Figure contents as structured data:
· · · · ·

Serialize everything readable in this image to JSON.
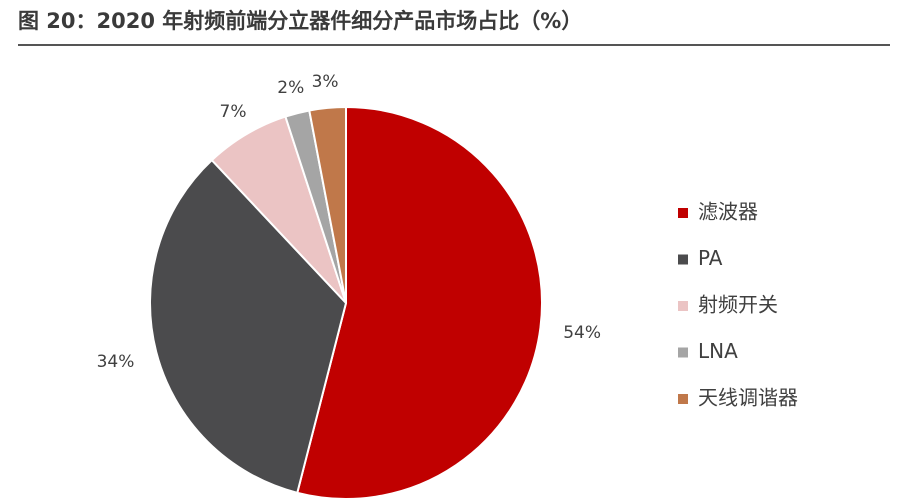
{
  "chart_data": {
    "type": "pie",
    "title": "图 20：2020 年射频前端分立器件细分产品市场占比（%）",
    "categories": [
      "滤波器",
      "PA",
      "射频开关",
      "LNA",
      "天线调谐器"
    ],
    "values": [
      54,
      34,
      7,
      2,
      3
    ],
    "value_labels": [
      "54%",
      "34%",
      "7%",
      "2%",
      "3%"
    ],
    "colors": [
      "#c00000",
      "#4b4b4d",
      "#ebc4c4",
      "#a5a5a5",
      "#c0784a"
    ],
    "legend": "right"
  }
}
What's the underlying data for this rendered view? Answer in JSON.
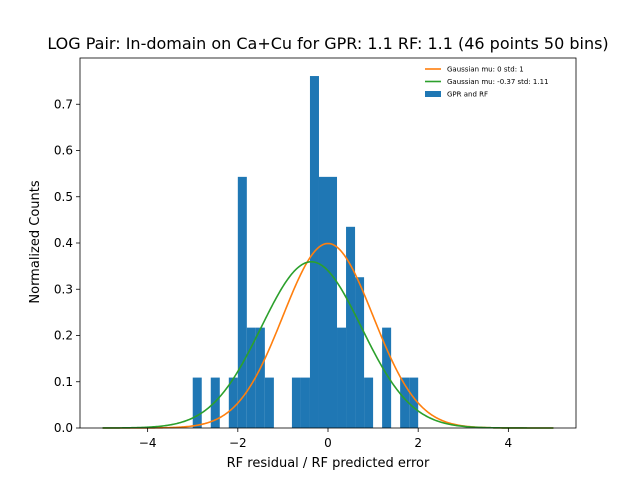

· · · · ·

▶ Set exercise
Repeat the material above word for word and skip every image in it.

▶ Task response
Serialize everything readable in this image to JSON.
{
  "chart_data": {
    "type": "pie",
    "title": "图 20：2020 年射频前端分立器件细分产品市场占比（%）",
    "categories": [
      "滤波器",
      "PA",
      "射频开关",
      "LNA",
      "天线调谐器"
    ],
    "values": [
      54,
      34,
      7,
      2,
      3
    ],
    "value_labels": [
      "54%",
      "34%",
      "7%",
      "2%",
      "3%"
    ],
    "colors": [
      "#c00000",
      "#4b4b4d",
      "#ebc4c4",
      "#a5a5a5",
      "#c0784a"
    ],
    "legend": "right"
  }
}
What's the underlying data for this rendered view? Answer in JSON.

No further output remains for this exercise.